- Task goal: In the material, from the first line through the line containing "cell (236, 523, 488, 568)", replace "percentile-bar" with "percentile-column". Write out only those lines, with nothing else changed.
____________________
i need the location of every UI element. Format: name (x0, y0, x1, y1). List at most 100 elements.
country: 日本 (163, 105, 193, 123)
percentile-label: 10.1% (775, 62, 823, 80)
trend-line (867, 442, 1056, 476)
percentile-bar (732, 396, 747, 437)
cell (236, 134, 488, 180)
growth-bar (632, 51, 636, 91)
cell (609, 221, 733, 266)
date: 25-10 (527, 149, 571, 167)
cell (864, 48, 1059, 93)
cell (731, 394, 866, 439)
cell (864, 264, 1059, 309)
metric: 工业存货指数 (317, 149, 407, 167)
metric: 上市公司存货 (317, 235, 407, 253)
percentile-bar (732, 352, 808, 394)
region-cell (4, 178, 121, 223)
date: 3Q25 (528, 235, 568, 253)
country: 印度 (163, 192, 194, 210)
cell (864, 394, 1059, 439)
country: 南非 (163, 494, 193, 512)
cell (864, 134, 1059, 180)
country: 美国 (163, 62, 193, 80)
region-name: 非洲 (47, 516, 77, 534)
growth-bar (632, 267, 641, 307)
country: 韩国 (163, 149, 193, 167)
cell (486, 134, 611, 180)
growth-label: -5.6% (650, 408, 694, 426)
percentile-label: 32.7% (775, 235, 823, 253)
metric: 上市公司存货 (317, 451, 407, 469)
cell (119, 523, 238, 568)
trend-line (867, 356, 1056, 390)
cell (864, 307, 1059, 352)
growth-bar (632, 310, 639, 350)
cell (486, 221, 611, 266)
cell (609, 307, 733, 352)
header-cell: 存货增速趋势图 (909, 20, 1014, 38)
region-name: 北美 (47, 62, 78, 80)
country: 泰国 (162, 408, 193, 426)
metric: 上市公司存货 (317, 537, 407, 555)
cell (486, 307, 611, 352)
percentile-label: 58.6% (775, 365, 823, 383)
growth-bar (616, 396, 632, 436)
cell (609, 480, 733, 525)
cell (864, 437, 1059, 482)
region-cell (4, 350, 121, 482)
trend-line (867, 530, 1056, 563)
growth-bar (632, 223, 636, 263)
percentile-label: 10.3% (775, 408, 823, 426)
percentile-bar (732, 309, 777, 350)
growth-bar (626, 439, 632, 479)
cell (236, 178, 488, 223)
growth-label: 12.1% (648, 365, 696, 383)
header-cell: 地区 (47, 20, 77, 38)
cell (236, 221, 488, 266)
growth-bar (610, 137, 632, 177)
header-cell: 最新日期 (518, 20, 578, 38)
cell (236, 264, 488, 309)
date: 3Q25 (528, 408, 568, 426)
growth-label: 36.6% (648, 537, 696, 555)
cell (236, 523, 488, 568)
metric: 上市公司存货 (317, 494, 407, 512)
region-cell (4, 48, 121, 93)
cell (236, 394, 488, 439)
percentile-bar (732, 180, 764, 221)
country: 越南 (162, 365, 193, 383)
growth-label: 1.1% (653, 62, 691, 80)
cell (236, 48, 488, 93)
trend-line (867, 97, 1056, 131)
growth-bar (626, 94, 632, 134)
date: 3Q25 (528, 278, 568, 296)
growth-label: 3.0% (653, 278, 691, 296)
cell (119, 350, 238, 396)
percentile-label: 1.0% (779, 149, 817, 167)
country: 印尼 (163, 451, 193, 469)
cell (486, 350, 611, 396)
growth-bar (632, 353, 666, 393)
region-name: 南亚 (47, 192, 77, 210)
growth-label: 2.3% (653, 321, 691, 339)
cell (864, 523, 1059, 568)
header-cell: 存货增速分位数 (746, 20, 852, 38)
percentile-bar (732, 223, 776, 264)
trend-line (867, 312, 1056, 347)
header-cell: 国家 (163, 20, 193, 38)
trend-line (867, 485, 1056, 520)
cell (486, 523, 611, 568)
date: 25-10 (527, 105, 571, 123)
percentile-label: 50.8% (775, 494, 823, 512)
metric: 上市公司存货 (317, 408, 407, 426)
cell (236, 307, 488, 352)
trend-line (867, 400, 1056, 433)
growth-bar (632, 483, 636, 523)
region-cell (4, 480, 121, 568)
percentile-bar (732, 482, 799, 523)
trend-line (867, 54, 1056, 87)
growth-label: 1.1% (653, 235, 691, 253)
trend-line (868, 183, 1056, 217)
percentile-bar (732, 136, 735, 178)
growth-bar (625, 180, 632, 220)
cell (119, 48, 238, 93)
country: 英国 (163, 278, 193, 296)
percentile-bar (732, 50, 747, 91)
____________________
- The output:
i need the location of every UI element. Format: name (x0, y0, x1, y1). List at most 100 elements.
country: 日本 (163, 105, 193, 123)
percentile-label: 10.1% (775, 62, 823, 80)
trend-line (867, 442, 1056, 476)
percentile-column (732, 396, 747, 437)
cell (236, 134, 488, 180)
growth-bar (632, 51, 636, 91)
cell (609, 221, 733, 266)
date: 25-10 (527, 149, 571, 167)
cell (864, 48, 1059, 93)
cell (731, 394, 866, 439)
cell (864, 264, 1059, 309)
metric: 工业存货指数 (317, 149, 407, 167)
metric: 上市公司存货 (317, 235, 407, 253)
percentile-column (732, 352, 808, 394)
region-cell (4, 178, 121, 223)
date: 3Q25 (528, 235, 568, 253)
country: 印度 (163, 192, 194, 210)
cell (864, 394, 1059, 439)
country: 南非 (163, 494, 193, 512)
cell (864, 134, 1059, 180)
country: 美国 (163, 62, 193, 80)
region-name: 非洲 (47, 516, 77, 534)
growth-bar (632, 267, 641, 307)
country: 韩国 (163, 149, 193, 167)
cell (486, 134, 611, 180)
growth-label: -5.6% (650, 408, 694, 426)
percentile-label: 32.7% (775, 235, 823, 253)
metric: 上市公司存货 (317, 451, 407, 469)
cell (119, 523, 238, 568)
trend-line (867, 356, 1056, 390)
cell (864, 307, 1059, 352)
growth-bar (632, 310, 639, 350)
cell (486, 221, 611, 266)
cell (609, 307, 733, 352)
header-cell: 存货增速趋势图 (909, 20, 1014, 38)
region-name: 北美 (47, 62, 78, 80)
country: 泰国 (162, 408, 193, 426)
metric: 上市公司存货 (317, 537, 407, 555)
cell (486, 307, 611, 352)
percentile-label: 58.6% (775, 365, 823, 383)
growth-bar (616, 396, 632, 436)
cell (609, 480, 733, 525)
cell (864, 437, 1059, 482)
region-cell (4, 350, 121, 482)
trend-line (867, 530, 1056, 563)
growth-bar (632, 223, 636, 263)
percentile-label: 10.3% (775, 408, 823, 426)
percentile-column (732, 309, 777, 350)
growth-bar (626, 439, 632, 479)
cell (236, 178, 488, 223)
growth-label: 12.1% (648, 365, 696, 383)
header-cell: 地区 (47, 20, 77, 38)
cell (236, 221, 488, 266)
growth-bar (610, 137, 632, 177)
header-cell: 最新日期 (518, 20, 578, 38)
cell (236, 264, 488, 309)
date: 3Q25 (528, 408, 568, 426)
growth-label: 36.6% (648, 537, 696, 555)
cell (236, 523, 488, 568)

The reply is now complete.